• _RECORD SET_
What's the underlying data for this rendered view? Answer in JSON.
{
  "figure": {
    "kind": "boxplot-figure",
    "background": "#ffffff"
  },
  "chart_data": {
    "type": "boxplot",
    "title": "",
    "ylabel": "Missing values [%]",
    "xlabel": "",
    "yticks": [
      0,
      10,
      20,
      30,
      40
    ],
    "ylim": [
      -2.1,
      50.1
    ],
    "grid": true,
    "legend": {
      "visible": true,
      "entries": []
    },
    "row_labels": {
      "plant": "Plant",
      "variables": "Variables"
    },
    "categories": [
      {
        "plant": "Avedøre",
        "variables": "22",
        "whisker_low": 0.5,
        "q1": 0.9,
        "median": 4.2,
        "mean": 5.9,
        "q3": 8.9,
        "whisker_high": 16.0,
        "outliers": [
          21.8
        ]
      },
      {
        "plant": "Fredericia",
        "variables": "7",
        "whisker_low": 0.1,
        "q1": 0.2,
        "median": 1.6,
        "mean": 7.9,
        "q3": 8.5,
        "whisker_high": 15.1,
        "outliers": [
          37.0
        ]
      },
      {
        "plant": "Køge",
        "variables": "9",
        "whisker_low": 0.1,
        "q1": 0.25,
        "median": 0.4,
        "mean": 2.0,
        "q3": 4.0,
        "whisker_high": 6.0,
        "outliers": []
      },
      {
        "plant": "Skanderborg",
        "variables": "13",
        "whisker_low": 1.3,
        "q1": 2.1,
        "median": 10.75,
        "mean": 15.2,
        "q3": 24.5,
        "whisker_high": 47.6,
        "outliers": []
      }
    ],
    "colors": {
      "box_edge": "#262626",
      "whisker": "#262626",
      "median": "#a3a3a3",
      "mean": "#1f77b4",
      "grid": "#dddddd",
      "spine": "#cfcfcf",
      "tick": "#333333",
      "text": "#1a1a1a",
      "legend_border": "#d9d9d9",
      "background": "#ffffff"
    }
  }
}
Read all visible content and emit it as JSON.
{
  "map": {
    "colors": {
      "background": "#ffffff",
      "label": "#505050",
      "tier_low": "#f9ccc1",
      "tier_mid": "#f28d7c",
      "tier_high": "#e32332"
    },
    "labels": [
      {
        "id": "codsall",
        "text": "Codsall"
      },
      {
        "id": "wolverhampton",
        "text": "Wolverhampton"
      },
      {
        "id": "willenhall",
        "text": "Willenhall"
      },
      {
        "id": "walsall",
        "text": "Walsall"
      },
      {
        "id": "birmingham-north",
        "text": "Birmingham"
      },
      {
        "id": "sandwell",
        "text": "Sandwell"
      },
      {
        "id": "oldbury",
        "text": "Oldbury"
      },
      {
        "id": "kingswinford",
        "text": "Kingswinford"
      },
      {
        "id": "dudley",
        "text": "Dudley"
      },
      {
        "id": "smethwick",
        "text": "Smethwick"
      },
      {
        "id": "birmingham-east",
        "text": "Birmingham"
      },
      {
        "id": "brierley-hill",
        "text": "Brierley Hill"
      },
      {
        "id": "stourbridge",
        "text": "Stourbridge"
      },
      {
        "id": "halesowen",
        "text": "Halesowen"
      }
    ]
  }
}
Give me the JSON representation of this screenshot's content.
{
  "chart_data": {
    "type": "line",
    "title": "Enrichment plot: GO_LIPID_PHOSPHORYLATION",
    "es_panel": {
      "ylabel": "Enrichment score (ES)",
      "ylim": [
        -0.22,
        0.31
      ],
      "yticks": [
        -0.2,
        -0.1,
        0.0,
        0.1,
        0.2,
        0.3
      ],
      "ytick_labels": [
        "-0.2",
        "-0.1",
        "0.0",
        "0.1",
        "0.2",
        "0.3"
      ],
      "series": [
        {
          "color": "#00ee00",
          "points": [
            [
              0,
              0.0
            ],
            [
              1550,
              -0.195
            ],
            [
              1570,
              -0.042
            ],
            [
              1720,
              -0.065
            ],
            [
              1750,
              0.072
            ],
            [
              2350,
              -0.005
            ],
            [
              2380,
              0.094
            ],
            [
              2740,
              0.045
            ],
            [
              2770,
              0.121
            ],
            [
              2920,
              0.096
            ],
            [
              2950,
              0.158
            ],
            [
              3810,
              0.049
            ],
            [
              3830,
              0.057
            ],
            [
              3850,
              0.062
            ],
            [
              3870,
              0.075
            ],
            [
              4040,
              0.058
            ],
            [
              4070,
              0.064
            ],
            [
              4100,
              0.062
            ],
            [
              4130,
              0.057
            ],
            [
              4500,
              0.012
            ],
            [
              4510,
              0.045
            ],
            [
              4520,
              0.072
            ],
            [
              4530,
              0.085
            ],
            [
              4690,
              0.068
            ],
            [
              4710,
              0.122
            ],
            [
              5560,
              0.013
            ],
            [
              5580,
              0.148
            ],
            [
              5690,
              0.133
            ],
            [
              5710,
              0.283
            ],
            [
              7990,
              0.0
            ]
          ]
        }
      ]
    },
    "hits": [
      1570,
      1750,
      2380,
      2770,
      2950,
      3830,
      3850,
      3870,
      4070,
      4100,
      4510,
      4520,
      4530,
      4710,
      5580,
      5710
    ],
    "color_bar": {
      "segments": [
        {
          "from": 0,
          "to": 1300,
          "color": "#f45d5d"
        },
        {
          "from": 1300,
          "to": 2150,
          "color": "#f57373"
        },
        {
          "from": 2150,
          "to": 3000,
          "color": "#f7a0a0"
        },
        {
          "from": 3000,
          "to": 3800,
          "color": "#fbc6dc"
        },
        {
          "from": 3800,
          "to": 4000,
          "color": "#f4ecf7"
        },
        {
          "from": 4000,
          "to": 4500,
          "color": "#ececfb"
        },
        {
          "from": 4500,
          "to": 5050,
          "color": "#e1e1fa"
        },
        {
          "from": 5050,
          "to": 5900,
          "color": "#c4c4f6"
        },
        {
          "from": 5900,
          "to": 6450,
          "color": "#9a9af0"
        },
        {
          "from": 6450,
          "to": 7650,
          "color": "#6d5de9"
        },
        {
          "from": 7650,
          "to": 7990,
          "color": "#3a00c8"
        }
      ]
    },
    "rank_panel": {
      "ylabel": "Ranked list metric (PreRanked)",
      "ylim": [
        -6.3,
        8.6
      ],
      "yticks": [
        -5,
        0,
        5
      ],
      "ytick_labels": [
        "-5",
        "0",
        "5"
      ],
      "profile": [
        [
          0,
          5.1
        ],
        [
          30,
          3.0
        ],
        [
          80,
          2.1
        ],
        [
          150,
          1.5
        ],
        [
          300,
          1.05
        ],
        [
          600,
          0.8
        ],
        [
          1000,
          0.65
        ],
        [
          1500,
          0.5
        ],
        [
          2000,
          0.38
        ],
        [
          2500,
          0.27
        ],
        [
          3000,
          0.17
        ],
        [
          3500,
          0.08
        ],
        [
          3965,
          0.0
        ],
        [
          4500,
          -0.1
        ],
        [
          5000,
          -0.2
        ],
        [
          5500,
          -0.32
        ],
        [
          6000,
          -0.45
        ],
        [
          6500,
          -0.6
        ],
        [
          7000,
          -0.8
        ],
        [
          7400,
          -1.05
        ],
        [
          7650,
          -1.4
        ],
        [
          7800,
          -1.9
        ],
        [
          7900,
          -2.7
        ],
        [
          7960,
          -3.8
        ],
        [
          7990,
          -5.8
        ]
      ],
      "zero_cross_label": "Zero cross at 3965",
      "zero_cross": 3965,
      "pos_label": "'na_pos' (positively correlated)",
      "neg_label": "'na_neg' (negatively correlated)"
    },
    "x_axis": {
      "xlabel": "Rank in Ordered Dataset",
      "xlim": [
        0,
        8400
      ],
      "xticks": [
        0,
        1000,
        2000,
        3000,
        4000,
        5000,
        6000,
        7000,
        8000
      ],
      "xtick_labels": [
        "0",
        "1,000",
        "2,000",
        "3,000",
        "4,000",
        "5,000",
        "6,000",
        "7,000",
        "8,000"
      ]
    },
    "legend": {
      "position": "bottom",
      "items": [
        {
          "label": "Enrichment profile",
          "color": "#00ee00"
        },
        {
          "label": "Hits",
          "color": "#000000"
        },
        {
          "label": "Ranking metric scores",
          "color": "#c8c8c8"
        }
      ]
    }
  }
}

• _TASK DESCRIPTION_
Lines of the material that contain the word "ffffff" are to be gathered.

• _IN RESPONSE_
    "background": "#ffffff"
      "background": "#ffffff"
      "background": "#ffffff",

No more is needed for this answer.